**WHAT IS REQUIRED**
Copy every entry word for word. Skip the pictures.

--- START DATA ENTRIES ---

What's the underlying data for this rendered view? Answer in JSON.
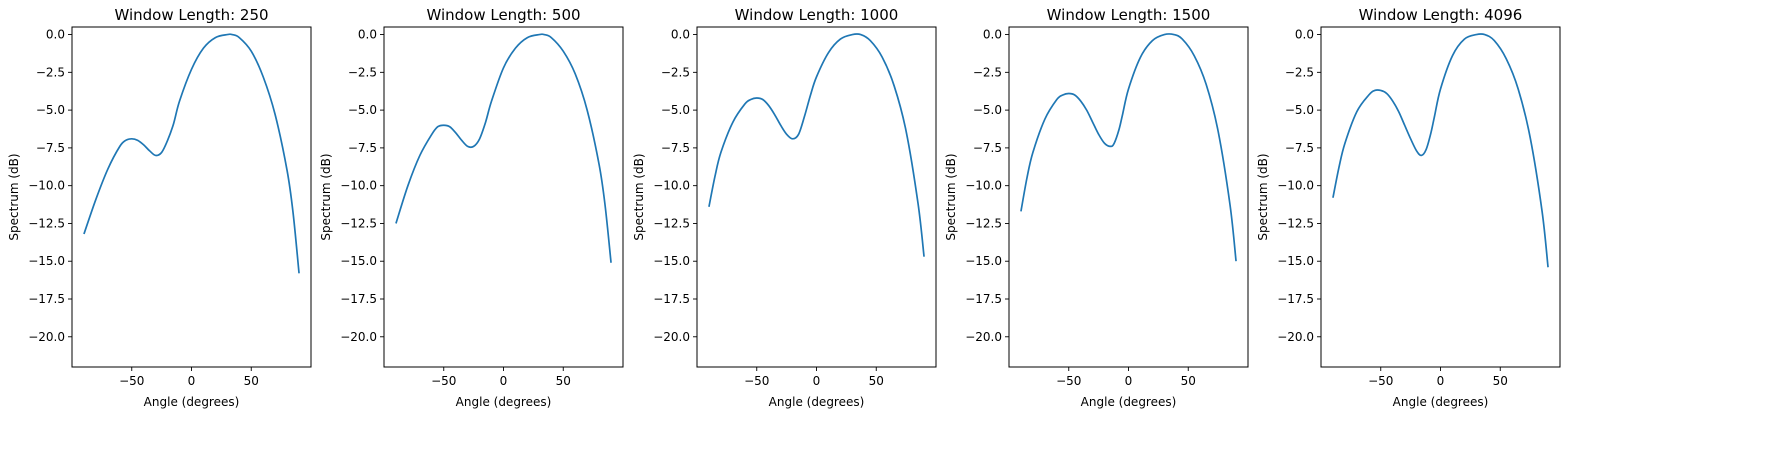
{
  "figure": {
    "background": "#ffffff",
    "line_color": "#1f77b4"
  },
  "chart_data": [
    {
      "type": "line",
      "title": "Window Length: 250",
      "xlabel": "Angle (degrees)",
      "ylabel": "Spectrum (dB)",
      "xlim": [
        -100,
        100
      ],
      "ylim": [
        -22,
        0.5
      ],
      "xticks": [
        -50,
        0,
        50
      ],
      "xtick_labels": [
        "−50",
        "0",
        "50"
      ],
      "yticks": [
        0,
        -2.5,
        -5,
        -7.5,
        -10,
        -12.5,
        -15,
        -17.5,
        -20
      ],
      "ytick_labels": [
        "0.0",
        "−2.5",
        "−5.0",
        "−7.5",
        "−10.0",
        "−12.5",
        "−15.0",
        "−17.5",
        "−20.0"
      ],
      "grid": false,
      "series": [
        {
          "x": [
            -90,
            -80,
            -70,
            -60,
            -55,
            -50,
            -45,
            -40,
            -35,
            -30,
            -25,
            -20,
            -15,
            -10,
            0,
            10,
            20,
            30,
            34,
            40,
            50,
            60,
            70,
            80,
            85,
            90
          ],
          "y": [
            -13.2,
            -10.9,
            -8.9,
            -7.4,
            -7.0,
            -6.9,
            -7.0,
            -7.3,
            -7.7,
            -8.0,
            -7.8,
            -7.0,
            -5.9,
            -4.4,
            -2.3,
            -0.9,
            -0.2,
            0.0,
            0.0,
            -0.2,
            -1.1,
            -2.8,
            -5.3,
            -9.0,
            -11.8,
            -15.8
          ]
        }
      ]
    },
    {
      "type": "line",
      "title": "Window Length: 500",
      "xlabel": "Angle (degrees)",
      "ylabel": "Spectrum (dB)",
      "xlim": [
        -100,
        100
      ],
      "ylim": [
        -22,
        0.5
      ],
      "xticks": [
        -50,
        0,
        50
      ],
      "xtick_labels": [
        "−50",
        "0",
        "50"
      ],
      "yticks": [
        0,
        -2.5,
        -5,
        -7.5,
        -10,
        -12.5,
        -15,
        -17.5,
        -20
      ],
      "ytick_labels": [
        "0.0",
        "−2.5",
        "−5.0",
        "−7.5",
        "−10.0",
        "−12.5",
        "−15.0",
        "−17.5",
        "−20.0"
      ],
      "grid": false,
      "series": [
        {
          "x": [
            -90,
            -80,
            -70,
            -60,
            -55,
            -50,
            -45,
            -40,
            -35,
            -30,
            -25,
            -20,
            -15,
            -10,
            0,
            10,
            20,
            30,
            34,
            40,
            50,
            60,
            70,
            80,
            85,
            90
          ],
          "y": [
            -12.5,
            -10.0,
            -8.0,
            -6.6,
            -6.1,
            -6.0,
            -6.1,
            -6.5,
            -7.0,
            -7.4,
            -7.4,
            -6.9,
            -5.8,
            -4.4,
            -2.2,
            -0.9,
            -0.2,
            0.0,
            0.0,
            -0.2,
            -1.1,
            -2.6,
            -5.0,
            -8.6,
            -11.3,
            -15.1
          ]
        }
      ]
    },
    {
      "type": "line",
      "title": "Window Length: 1000",
      "xlabel": "Angle (degrees)",
      "ylabel": "Spectrum (dB)",
      "xlim": [
        -100,
        100
      ],
      "ylim": [
        -22,
        0.5
      ],
      "xticks": [
        -50,
        0,
        50
      ],
      "xtick_labels": [
        "−50",
        "0",
        "50"
      ],
      "yticks": [
        0,
        -2.5,
        -5,
        -7.5,
        -10,
        -12.5,
        -15,
        -17.5,
        -20
      ],
      "ytick_labels": [
        "0.0",
        "−2.5",
        "−5.0",
        "−7.5",
        "−10.0",
        "−12.5",
        "−15.0",
        "−17.5",
        "−20.0"
      ],
      "grid": false,
      "series": [
        {
          "x": [
            -90,
            -85,
            -80,
            -70,
            -60,
            -55,
            -50,
            -45,
            -40,
            -35,
            -30,
            -25,
            -20,
            -15,
            -10,
            -5,
            0,
            10,
            20,
            30,
            37,
            45,
            55,
            65,
            75,
            85,
            90
          ],
          "y": [
            -11.4,
            -9.4,
            -7.8,
            -5.8,
            -4.6,
            -4.3,
            -4.2,
            -4.3,
            -4.7,
            -5.3,
            -6.0,
            -6.6,
            -6.9,
            -6.6,
            -5.4,
            -4.0,
            -2.8,
            -1.2,
            -0.3,
            0.0,
            0.0,
            -0.4,
            -1.5,
            -3.4,
            -6.4,
            -11.2,
            -14.7
          ]
        }
      ]
    },
    {
      "type": "line",
      "title": "Window Length: 1500",
      "xlabel": "Angle (degrees)",
      "ylabel": "Spectrum (dB)",
      "xlim": [
        -100,
        100
      ],
      "ylim": [
        -22,
        0.5
      ],
      "xticks": [
        -50,
        0,
        50
      ],
      "xtick_labels": [
        "−50",
        "0",
        "50"
      ],
      "yticks": [
        0,
        -2.5,
        -5,
        -7.5,
        -10,
        -12.5,
        -15,
        -17.5,
        -20
      ],
      "ytick_labels": [
        "0.0",
        "−2.5",
        "−5.0",
        "−7.5",
        "−10.0",
        "−12.5",
        "−15.0",
        "−17.5",
        "−20.0"
      ],
      "grid": false,
      "series": [
        {
          "x": [
            -90,
            -85,
            -80,
            -70,
            -60,
            -55,
            -50,
            -45,
            -40,
            -35,
            -30,
            -25,
            -20,
            -15,
            -12,
            -8,
            -5,
            0,
            10,
            20,
            30,
            38,
            45,
            55,
            65,
            75,
            85,
            90
          ],
          "y": [
            -11.7,
            -9.5,
            -7.8,
            -5.6,
            -4.3,
            -4.0,
            -3.9,
            -4.0,
            -4.4,
            -5.0,
            -5.8,
            -6.6,
            -7.2,
            -7.4,
            -7.2,
            -6.3,
            -5.3,
            -3.6,
            -1.5,
            -0.4,
            0.0,
            0.0,
            -0.3,
            -1.4,
            -3.3,
            -6.4,
            -11.3,
            -15.0
          ]
        }
      ]
    },
    {
      "type": "line",
      "title": "Window Length: 4096",
      "xlabel": "Angle (degrees)",
      "ylabel": "Spectrum (dB)",
      "xlim": [
        -100,
        100
      ],
      "ylim": [
        -22,
        0.5
      ],
      "xticks": [
        -50,
        0,
        50
      ],
      "xtick_labels": [
        "−50",
        "0",
        "50"
      ],
      "yticks": [
        0,
        -2.5,
        -5,
        -7.5,
        -10,
        -12.5,
        -15,
        -17.5,
        -20
      ],
      "ytick_labels": [
        "0.0",
        "−2.5",
        "−5.0",
        "−7.5",
        "−10.0",
        "−12.5",
        "−15.0",
        "−17.5",
        "−20.0"
      ],
      "grid": false,
      "series": [
        {
          "x": [
            -90,
            -85,
            -80,
            -70,
            -60,
            -55,
            -50,
            -45,
            -40,
            -35,
            -30,
            -25,
            -20,
            -16,
            -12,
            -8,
            -5,
            0,
            10,
            20,
            30,
            37,
            45,
            55,
            65,
            75,
            85,
            90
          ],
          "y": [
            -10.8,
            -8.8,
            -7.2,
            -5.1,
            -4.0,
            -3.7,
            -3.7,
            -3.9,
            -4.4,
            -5.1,
            -6.0,
            -6.9,
            -7.7,
            -8.0,
            -7.6,
            -6.5,
            -5.4,
            -3.6,
            -1.4,
            -0.3,
            0.0,
            0.0,
            -0.4,
            -1.6,
            -3.6,
            -6.8,
            -11.7,
            -15.4
          ]
        }
      ]
    }
  ]
}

--- END DATA ENTRIES ---

**RESPONSE TO THE TASK**
What's the underlying data for this rendered view? Answer in JSON.
{
  "figure": {
    "background": "#ffffff",
    "line_color": "#1f77b4"
  },
  "chart_data": [
    {
      "type": "line",
      "title": "Window Length: 250",
      "xlabel": "Angle (degrees)",
      "ylabel": "Spectrum (dB)",
      "xlim": [
        -100,
        100
      ],
      "ylim": [
        -22,
        0.5
      ],
      "xticks": [
        -50,
        0,
        50
      ],
      "xtick_labels": [
        "−50",
        "0",
        "50"
      ],
      "yticks": [
        0,
        -2.5,
        -5,
        -7.5,
        -10,
        -12.5,
        -15,
        -17.5,
        -20
      ],
      "ytick_labels": [
        "0.0",
        "−2.5",
        "−5.0",
        "−7.5",
        "−10.0",
        "−12.5",
        "−15.0",
        "−17.5",
        "−20.0"
      ],
      "grid": false,
      "series": [
        {
          "x": [
            -90,
            -80,
            -70,
            -60,
            -55,
            -50,
            -45,
            -40,
            -35,
            -30,
            -25,
            -20,
            -15,
            -10,
            0,
            10,
            20,
            30,
            34,
            40,
            50,
            60,
            70,
            80,
            85,
            90
          ],
          "y": [
            -13.2,
            -10.9,
            -8.9,
            -7.4,
            -7.0,
            -6.9,
            -7.0,
            -7.3,
            -7.7,
            -8.0,
            -7.8,
            -7.0,
            -5.9,
            -4.4,
            -2.3,
            -0.9,
            -0.2,
            0.0,
            0.0,
            -0.2,
            -1.1,
            -2.8,
            -5.3,
            -9.0,
            -11.8,
            -15.8
          ]
        }
      ]
    },
    {
      "type": "line",
      "title": "Window Length: 500",
      "xlabel": "Angle (degrees)",
      "ylabel": "Spectrum (dB)",
      "xlim": [
        -100,
        100
      ],
      "ylim": [
        -22,
        0.5
      ],
      "xticks": [
        -50,
        0,
        50
      ],
      "xtick_labels": [
        "−50",
        "0",
        "50"
      ],
      "yticks": [
        0,
        -2.5,
        -5,
        -7.5,
        -10,
        -12.5,
        -15,
        -17.5,
        -20
      ],
      "ytick_labels": [
        "0.0",
        "−2.5",
        "−5.0",
        "−7.5",
        "−10.0",
        "−12.5",
        "−15.0",
        "−17.5",
        "−20.0"
      ],
      "grid": false,
      "series": [
        {
          "x": [
            -90,
            -80,
            -70,
            -60,
            -55,
            -50,
            -45,
            -40,
            -35,
            -30,
            -25,
            -20,
            -15,
            -10,
            0,
            10,
            20,
            30,
            34,
            40,
            50,
            60,
            70,
            80,
            85,
            90
          ],
          "y": [
            -12.5,
            -10.0,
            -8.0,
            -6.6,
            -6.1,
            -6.0,
            -6.1,
            -6.5,
            -7.0,
            -7.4,
            -7.4,
            -6.9,
            -5.8,
            -4.4,
            -2.2,
            -0.9,
            -0.2,
            0.0,
            0.0,
            -0.2,
            -1.1,
            -2.6,
            -5.0,
            -8.6,
            -11.3,
            -15.1
          ]
        }
      ]
    },
    {
      "type": "line",
      "title": "Window Length: 1000",
      "xlabel": "Angle (degrees)",
      "ylabel": "Spectrum (dB)",
      "xlim": [
        -100,
        100
      ],
      "ylim": [
        -22,
        0.5
      ],
      "xticks": [
        -50,
        0,
        50
      ],
      "xtick_labels": [
        "−50",
        "0",
        "50"
      ],
      "yticks": [
        0,
        -2.5,
        -5,
        -7.5,
        -10,
        -12.5,
        -15,
        -17.5,
        -20
      ],
      "ytick_labels": [
        "0.0",
        "−2.5",
        "−5.0",
        "−7.5",
        "−10.0",
        "−12.5",
        "−15.0",
        "−17.5",
        "−20.0"
      ],
      "grid": false,
      "series": [
        {
          "x": [
            -90,
            -85,
            -80,
            -70,
            -60,
            -55,
            -50,
            -45,
            -40,
            -35,
            -30,
            -25,
            -20,
            -15,
            -10,
            -5,
            0,
            10,
            20,
            30,
            37,
            45,
            55,
            65,
            75,
            85,
            90
          ],
          "y": [
            -11.4,
            -9.4,
            -7.8,
            -5.8,
            -4.6,
            -4.3,
            -4.2,
            -4.3,
            -4.7,
            -5.3,
            -6.0,
            -6.6,
            -6.9,
            -6.6,
            -5.4,
            -4.0,
            -2.8,
            -1.2,
            -0.3,
            0.0,
            0.0,
            -0.4,
            -1.5,
            -3.4,
            -6.4,
            -11.2,
            -14.7
          ]
        }
      ]
    },
    {
      "type": "line",
      "title": "Window Length: 1500",
      "xlabel": "Angle (degrees)",
      "ylabel": "Spectrum (dB)",
      "xlim": [
        -100,
        100
      ],
      "ylim": [
        -22,
        0.5
      ],
      "xticks": [
        -50,
        0,
        50
      ],
      "xtick_labels": [
        "−50",
        "0",
        "50"
      ],
      "yticks": [
        0,
        -2.5,
        -5,
        -7.5,
        -10,
        -12.5,
        -15,
        -17.5,
        -20
      ],
      "ytick_labels": [
        "0.0",
        "−2.5",
        "−5.0",
        "−7.5",
        "−10.0",
        "−12.5",
        "−15.0",
        "−17.5",
        "−20.0"
      ],
      "grid": false,
      "series": [
        {
          "x": [
            -90,
            -85,
            -80,
            -70,
            -60,
            -55,
            -50,
            -45,
            -40,
            -35,
            -30,
            -25,
            -20,
            -15,
            -12,
            -8,
            -5,
            0,
            10,
            20,
            30,
            38,
            45,
            55,
            65,
            75,
            85,
            90
          ],
          "y": [
            -11.7,
            -9.5,
            -7.8,
            -5.6,
            -4.3,
            -4.0,
            -3.9,
            -4.0,
            -4.4,
            -5.0,
            -5.8,
            -6.6,
            -7.2,
            -7.4,
            -7.2,
            -6.3,
            -5.3,
            -3.6,
            -1.5,
            -0.4,
            0.0,
            0.0,
            -0.3,
            -1.4,
            -3.3,
            -6.4,
            -11.3,
            -15.0
          ]
        }
      ]
    },
    {
      "type": "line",
      "title": "Window Length: 4096",
      "xlabel": "Angle (degrees)",
      "ylabel": "Spectrum (dB)",
      "xlim": [
        -100,
        100
      ],
      "ylim": [
        -22,
        0.5
      ],
      "xticks": [
        -50,
        0,
        50
      ],
      "xtick_labels": [
        "−50",
        "0",
        "50"
      ],
      "yticks": [
        0,
        -2.5,
        -5,
        -7.5,
        -10,
        -12.5,
        -15,
        -17.5,
        -20
      ],
      "ytick_labels": [
        "0.0",
        "−2.5",
        "−5.0",
        "−7.5",
        "−10.0",
        "−12.5",
        "−15.0",
        "−17.5",
        "−20.0"
      ],
      "grid": false,
      "series": [
        {
          "x": [
            -90,
            -85,
            -80,
            -70,
            -60,
            -55,
            -50,
            -45,
            -40,
            -35,
            -30,
            -25,
            -20,
            -16,
            -12,
            -8,
            -5,
            0,
            10,
            20,
            30,
            37,
            45,
            55,
            65,
            75,
            85,
            90
          ],
          "y": [
            -10.8,
            -8.8,
            -7.2,
            -5.1,
            -4.0,
            -3.7,
            -3.7,
            -3.9,
            -4.4,
            -5.1,
            -6.0,
            -6.9,
            -7.7,
            -8.0,
            -7.6,
            -6.5,
            -5.4,
            -3.6,
            -1.4,
            -0.3,
            0.0,
            0.0,
            -0.4,
            -1.6,
            -3.6,
            -6.8,
            -11.7,
            -15.4
          ]
        }
      ]
    }
  ]
}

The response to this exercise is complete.